Data excerpts:

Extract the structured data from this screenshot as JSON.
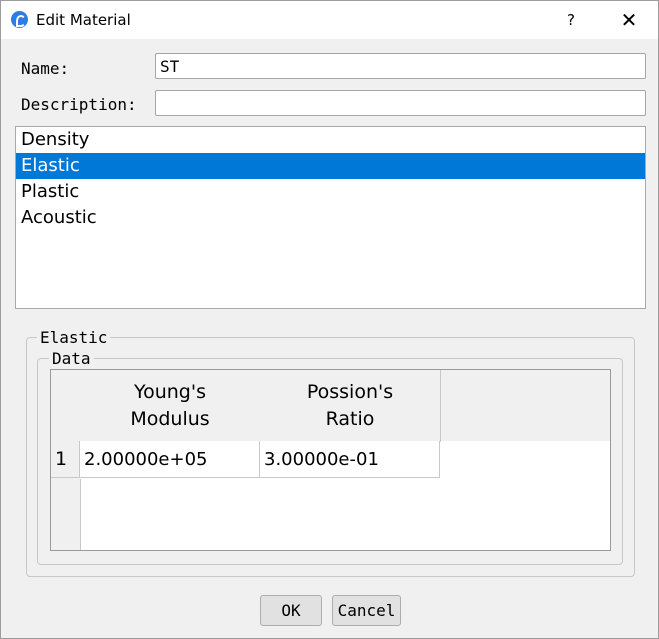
{
  "window": {
    "title": "Edit Material",
    "help_label": "?",
    "close_label": "✕"
  },
  "form": {
    "name_label": "Name:",
    "name_value": "ST",
    "description_label": "Description:",
    "description_value": ""
  },
  "properties": {
    "items": [
      {
        "label": "Density",
        "selected": false
      },
      {
        "label": "Elastic",
        "selected": true
      },
      {
        "label": "Plastic",
        "selected": false
      },
      {
        "label": "Acoustic",
        "selected": false
      }
    ]
  },
  "elastic": {
    "group_title": "Elastic",
    "data_group_title": "Data",
    "columns": [
      "Young's\nModulus",
      "Possion's\nRatio"
    ],
    "rows": [
      {
        "index": "1",
        "values": [
          "2.00000e+05",
          "3.00000e-01"
        ]
      }
    ]
  },
  "buttons": {
    "ok": "OK",
    "cancel": "Cancel"
  },
  "colors": {
    "selection": "#0078d7",
    "dialog_bg": "#f0f0f0"
  }
}
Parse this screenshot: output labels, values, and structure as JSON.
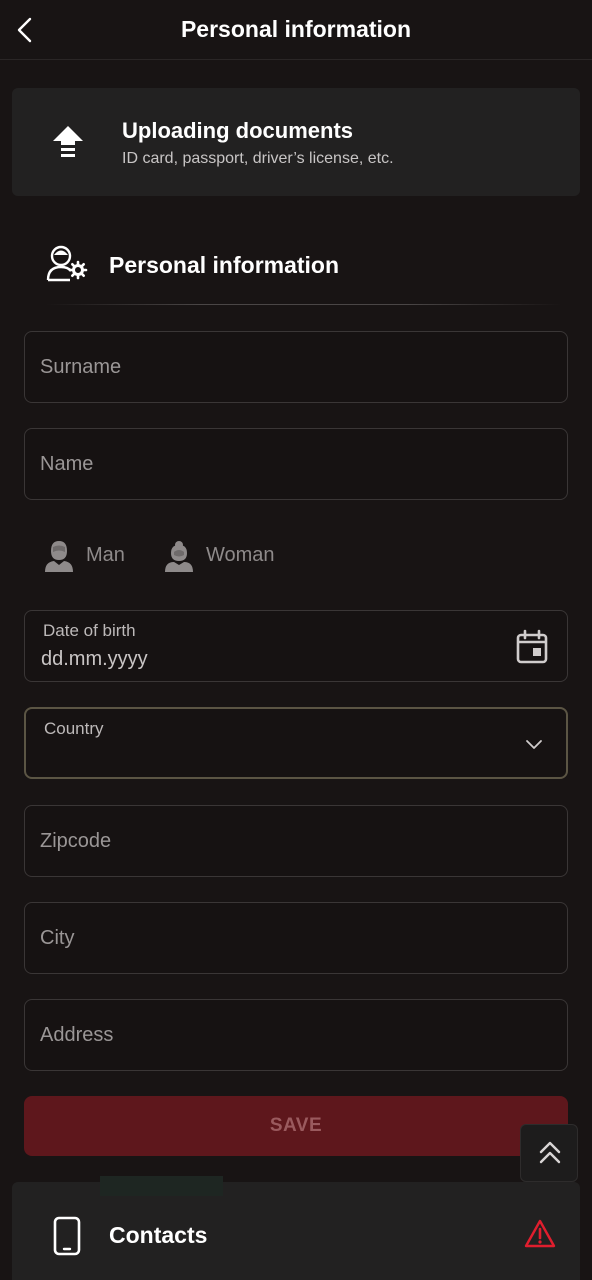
{
  "header": {
    "title": "Personal information"
  },
  "upload": {
    "title": "Uploading documents",
    "subtitle": "ID card, passport, driver’s license, etc."
  },
  "section": {
    "title": "Personal information"
  },
  "form": {
    "surname": {
      "placeholder": "Surname"
    },
    "name": {
      "placeholder": "Name"
    },
    "gender": {
      "man": "Man",
      "woman": "Woman"
    },
    "dob": {
      "label": "Date of birth",
      "placeholder": "dd.mm.yyyy"
    },
    "country": {
      "label": "Country"
    },
    "zipcode": {
      "placeholder": "Zipcode"
    },
    "city": {
      "placeholder": "City"
    },
    "address": {
      "placeholder": "Address"
    },
    "save_label": "SAVE"
  },
  "contacts": {
    "label": "Contacts"
  },
  "icons": {
    "back": "chevron-left-icon",
    "upload": "upload-arrow-icon",
    "user_settings": "user-gear-icon",
    "man": "man-avatar-icon",
    "woman": "woman-avatar-icon",
    "calendar": "calendar-icon",
    "dropdown": "chevron-down-icon",
    "scroll_top": "double-chevron-up-icon",
    "phone": "smartphone-icon",
    "warning": "warning-triangle-icon"
  },
  "colors": {
    "background": "#181414",
    "card": "#222121",
    "save_button": "#5e171c",
    "warning": "#e01e2e",
    "country_border": "#5b5544"
  }
}
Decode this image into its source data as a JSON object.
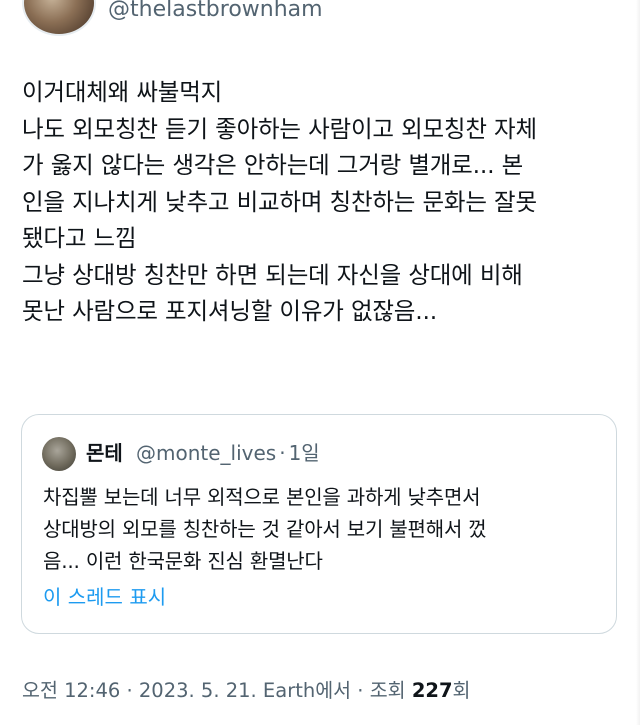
{
  "author": {
    "handle": "@thelastbrownham"
  },
  "tweet": {
    "lines": [
      "이거대체왜 싸불먹지",
      "나도 외모칭찬 듣기 좋아하는 사람이고 외모칭찬 자체",
      "가 옳지 않다는 생각은 안하는데 그거랑 별개로... 본",
      "인을 지나치게 낮추고 비교하며 칭찬하는 문화는 잘못",
      "됐다고 느낌",
      "그냥 상대방 칭찬만 하면 되는데 자신을 상대에 비해",
      "못난 사람으로 포지셔닝할 이유가 없잖음..."
    ]
  },
  "quote": {
    "name": "몬테",
    "handle": "@monte_lives",
    "separator": "·",
    "time": "1일",
    "lines": [
      "차집뿔 보는데 너무 외적으로 본인을 과하게 낮추면서",
      "상대방의 외모를 칭찬하는 것 같아서 보기 불편해서 껐",
      "음... 이런 한국문화 진심 환멸난다"
    ],
    "show_thread": "이 스레드 표시"
  },
  "footer": {
    "time": "오전 12:46",
    "sep1": " · ",
    "date": "2023. 5. 21.",
    "source": " Earth에서",
    "sep2": " · ",
    "views_label": "조회 ",
    "views_count": "227",
    "views_suffix": "회"
  },
  "colors": {
    "text": "#0f1419",
    "secondary": "#536471",
    "link": "#1d9bf0",
    "border": "#cfd9de"
  }
}
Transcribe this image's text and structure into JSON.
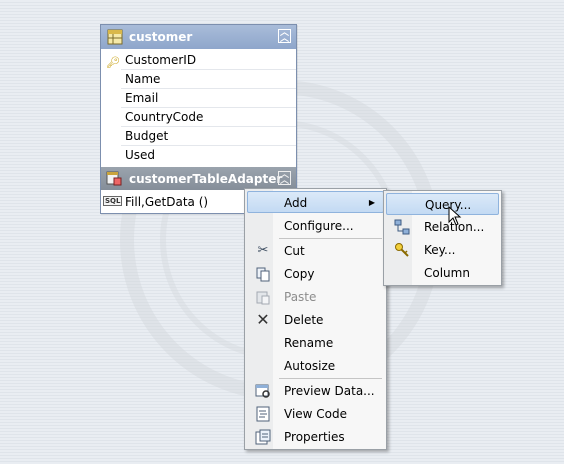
{
  "table": {
    "name": "customer",
    "columns": [
      {
        "name": "CustomerID",
        "primary_key": true
      },
      {
        "name": "Name",
        "primary_key": false
      },
      {
        "name": "Email",
        "primary_key": false
      },
      {
        "name": "CountryCode",
        "primary_key": false
      },
      {
        "name": "Budget",
        "primary_key": false
      },
      {
        "name": "Used",
        "primary_key": false
      }
    ],
    "adapter": {
      "name": "customerTableAdapter",
      "method": "Fill,GetData ()",
      "method_icon_text": "SQL"
    }
  },
  "context_menu": {
    "items": [
      {
        "label": "Add",
        "icon": "none",
        "submenu": true
      },
      {
        "label": "Configure...",
        "icon": "none"
      },
      {
        "label": "Cut",
        "icon": "scissors-icon"
      },
      {
        "label": "Copy",
        "icon": "copy-icon"
      },
      {
        "label": "Paste",
        "icon": "paste-icon",
        "disabled": true
      },
      {
        "label": "Delete",
        "icon": "delete-x-icon"
      },
      {
        "label": "Rename",
        "icon": "none"
      },
      {
        "label": "Autosize",
        "icon": "none"
      },
      {
        "label": "Preview Data...",
        "icon": "preview-data-icon"
      },
      {
        "label": "View Code",
        "icon": "view-code-icon"
      },
      {
        "label": "Properties",
        "icon": "properties-icon"
      }
    ]
  },
  "add_submenu": {
    "items": [
      {
        "label": "Query...",
        "icon": "none",
        "highlighted": true
      },
      {
        "label": "Relation...",
        "icon": "relation-icon"
      },
      {
        "label": "Key...",
        "icon": "key-icon"
      },
      {
        "label": "Column",
        "icon": "none"
      }
    ]
  },
  "colors": {
    "table_header": "#8ea6cb",
    "adapter_header": "#858e99",
    "menu_highlight": "#c3daf3",
    "menu_highlight_border": "#8fb3dd"
  }
}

*WHAT TO WORK ON*
Filter for "into". Return all lines that hold it.

*WRITTEN RESPONSE*
Decode this image into its source data as a JSON object.
Transcribe this image's text and structure into JSON.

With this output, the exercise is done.